(Records from a data collection)
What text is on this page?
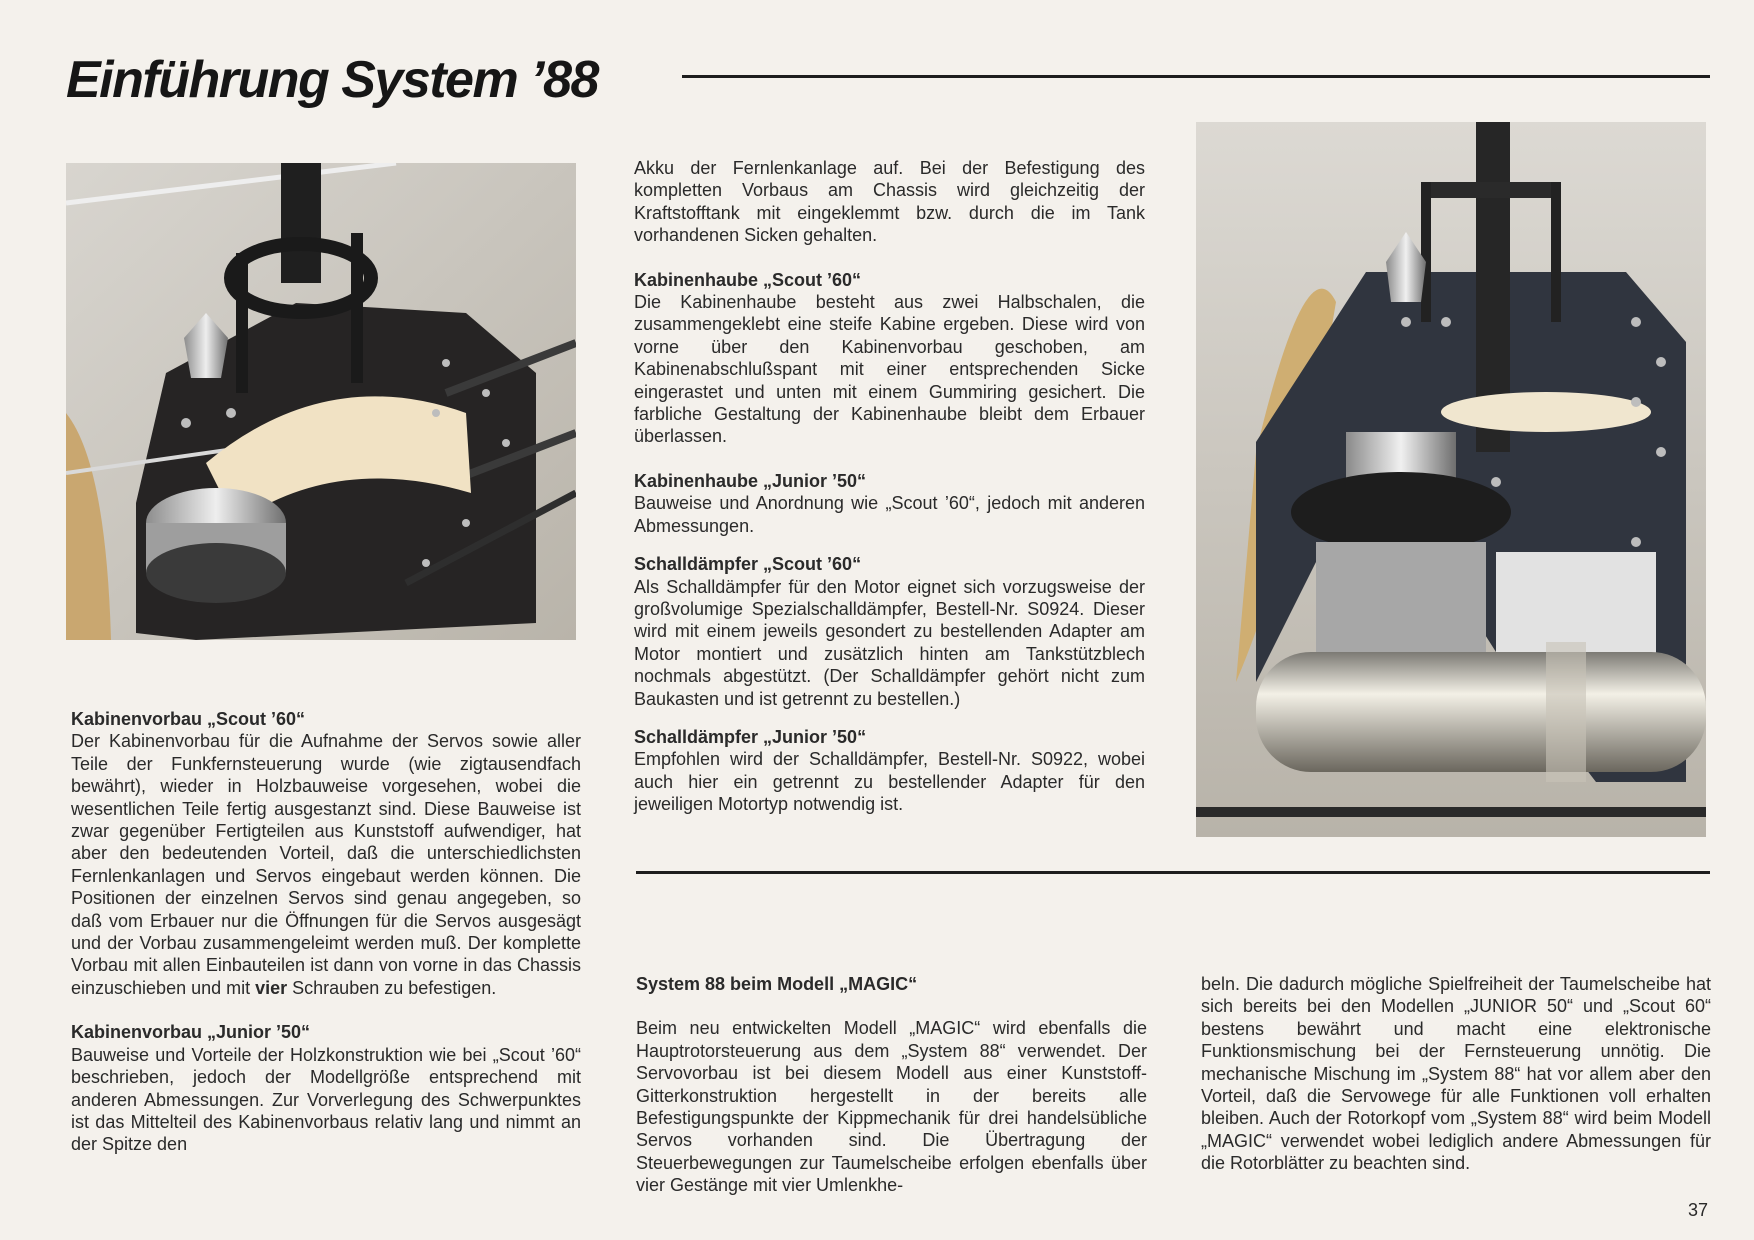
Einführung System ’88
Kabinenvorbau „Scout ’60“

Der Kabinenvorbau für die Aufnahme der Servos sowie aller Teile der Funkfernsteuerung wurde (wie zigtausendfach bewährt), wieder in Holzbauweise vorgesehen, wobei die wesentlichen Teile fertig ausgestanzt sind. Diese Bauweise ist zwar gegenüber Fertigteilen aus Kunststoff aufwendiger, hat aber den bedeutenden Vorteil, daß die unterschiedlichsten Fernlenkanlagen und Servos eingebaut werden können. Die Positionen der einzelnen Servos sind genau angegeben, so daß vom Erbauer nur die Öffnungen für die Servos ausgesägt und der Vorbau zusammengeleimt werden muß. Der komplette Vorbau mit allen Einbauteilen ist dann von vorne in das Chassis einzuschieben und mit vier Schrauben zu befestigen.

Kabinenvorbau „Junior ’50“

Bauweise und Vorteile der Holzkonstruktion wie bei „Scout ’60“ beschrieben, jedoch der Modellgröße entsprechend mit anderen Abmessungen. Zur Vorverlegung des Schwerpunktes ist das Mittelteil des Kabinenvorbaus relativ lang und nimmt an der Spitze den

Akku der Fernlenkanlage auf. Bei der Befestigung des kompletten Vorbaus am Chassis wird gleichzeitig der Kraftstofftank mit eingeklemmt bzw. durch die im Tank vorhandenen Sicken gehalten.

Kabinenhaube „Scout ’60“

Die Kabinenhaube besteht aus zwei Halbschalen, die zusammengeklebt eine steife Kabine ergeben. Diese wird von vorne über den Kabinenvorbau geschoben, am Kabinenabschlußspant mit einer entsprechenden Sicke eingerastet und unten mit einem Gummiring gesichert. Die farbliche Gestaltung der Kabinenhaube bleibt dem Erbauer überlassen.

Kabinenhaube „Junior ’50“

Bauweise und Anordnung wie „Scout ’60“, jedoch mit anderen Abmessungen.

Schalldämpfer „Scout ’60“

Als Schalldämpfer für den Motor eignet sich vorzugsweise der großvolumige Spezialschalldämpfer, Bestell-Nr. S0924. Dieser wird mit einem jeweils gesondert zu bestellenden Adapter am Motor montiert und zusätzlich hinten am Tankstützblech nochmals abgestützt. (Der Schalldämpfer gehört nicht zum Baukasten und ist getrennt zu bestellen.)

Schalldämpfer „Junior ’50“

Empfohlen wird der Schalldämpfer, Bestell-Nr. S0922, wobei auch hier ein getrennt zu bestellender Adapter für den jeweiligen Motortyp notwendig ist.

System 88 beim Modell „MAGIC“

Beim neu entwickelten Modell „MAGIC“ wird ebenfalls die Hauptrotorsteuerung aus dem „System 88“ verwendet. Der Servovorbau ist bei diesem Modell aus einer Kunststoff-Gitterkonstruktion hergestellt in der bereits alle Befestigungspunkte der Kippmechanik für drei handelsübliche Servos vorhanden sind. Die Übertragung der Steuerbewegungen zur Taumelscheibe erfolgen ebenfalls über vier Gestänge mit vier Umlenkhe-

beln. Die dadurch mögliche Spielfreiheit der Taumelscheibe hat sich bereits bei den Modellen „JUNIOR 50“ und „Scout 60“ bestens bewährt und macht eine elektronische Funktionsmischung bei der Fernsteuerung unnötig. Die mechanische Mischung im „System 88“ hat vor allem aber den Vorteil, daß die Servowege für alle Funktionen voll erhalten bleiben. Auch der Rotorkopf vom „System 88“ wird beim Modell „MAGIC“ verwendet wobei lediglich andere Abmessungen für die Rotorblätter zu beachten sind.

37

● Job: Copy the material exactly. Do not include the pictures.

● Result of this exercise:
What text is on this page?
Einführung System ’88
Kabinenvorbau „Scout ’60“

Der Kabinenvorbau für die Aufnahme der Servos sowie aller Teile der Funkfernsteuerung wurde (wie zigtausendfach bewährt), wieder in Holzbauweise vorgesehen, wobei die wesentlichen Teile fertig ausgestanzt sind. Diese Bauweise ist zwar gegenüber Fertigteilen aus Kunststoff aufwendiger, hat aber den bedeutenden Vorteil, daß die unterschiedlichsten Fernlenkanlagen und Servos eingebaut werden können. Die Positionen der einzelnen Servos sind genau angegeben, so daß vom Erbauer nur die Öffnungen für die Servos ausgesägt und der Vorbau zusammengeleimt werden muß. Der komplette Vorbau mit allen Einbauteilen ist dann von vorne in das Chassis einzuschieben und mit vier Schrauben zu befestigen.

Kabinenvorbau „Junior ’50“

Bauweise und Vorteile der Holzkonstruktion wie bei „Scout ’60“ beschrieben, jedoch der Modellgröße entsprechend mit anderen Abmessungen. Zur Vorverlegung des Schwerpunktes ist das Mittelteil des Kabinenvorbaus relativ lang und nimmt an der Spitze den

Akku der Fernlenkanlage auf. Bei der Befestigung des kompletten Vorbaus am Chassis wird gleichzeitig der Kraftstofftank mit eingeklemmt bzw. durch die im Tank vorhandenen Sicken gehalten.

Kabinenhaube „Scout ’60“

Die Kabinenhaube besteht aus zwei Halbschalen, die zusammengeklebt eine steife Kabine ergeben. Diese wird von vorne über den Kabinenvorbau geschoben, am Kabinenabschlußspant mit einer entsprechenden Sicke eingerastet und unten mit einem Gummiring gesichert. Die farbliche Gestaltung der Kabinenhaube bleibt dem Erbauer überlassen.

Kabinenhaube „Junior ’50“

Bauweise und Anordnung wie „Scout ’60“, jedoch mit anderen Abmessungen.

Schalldämpfer „Scout ’60“

Als Schalldämpfer für den Motor eignet sich vorzugsweise der großvolumige Spezialschalldämpfer, Bestell-Nr. S0924. Dieser wird mit einem jeweils gesondert zu bestellenden Adapter am Motor montiert und zusätzlich hinten am Tankstützblech nochmals abgestützt. (Der Schalldämpfer gehört nicht zum Baukasten und ist getrennt zu bestellen.)

Schalldämpfer „Junior ’50“

Empfohlen wird der Schalldämpfer, Bestell-Nr. S0922, wobei auch hier ein getrennt zu bestellender Adapter für den jeweiligen Motortyp notwendig ist.

System 88 beim Modell „MAGIC“

Beim neu entwickelten Modell „MAGIC“ wird ebenfalls die Hauptrotorsteuerung aus dem „System 88“ verwendet. Der Servovorbau ist bei diesem Modell aus einer Kunststoff-Gitterkonstruktion hergestellt in der bereits alle Befestigungspunkte der Kippmechanik für drei handelsübliche Servos vorhanden sind. Die Übertragung der Steuerbewegungen zur Taumelscheibe erfolgen ebenfalls über vier Gestänge mit vier Umlenkhe-

beln. Die dadurch mögliche Spielfreiheit der Taumelscheibe hat sich bereits bei den Modellen „JUNIOR 50“ und „Scout 60“ bestens bewährt und macht eine elektronische Funktionsmischung bei der Fernsteuerung unnötig. Die mechanische Mischung im „System 88“ hat vor allem aber den Vorteil, daß die Servowege für alle Funktionen voll erhalten bleiben. Auch der Rotorkopf vom „System 88“ wird beim Modell „MAGIC“ verwendet wobei lediglich andere Abmessungen für die Rotorblätter zu beachten sind.

37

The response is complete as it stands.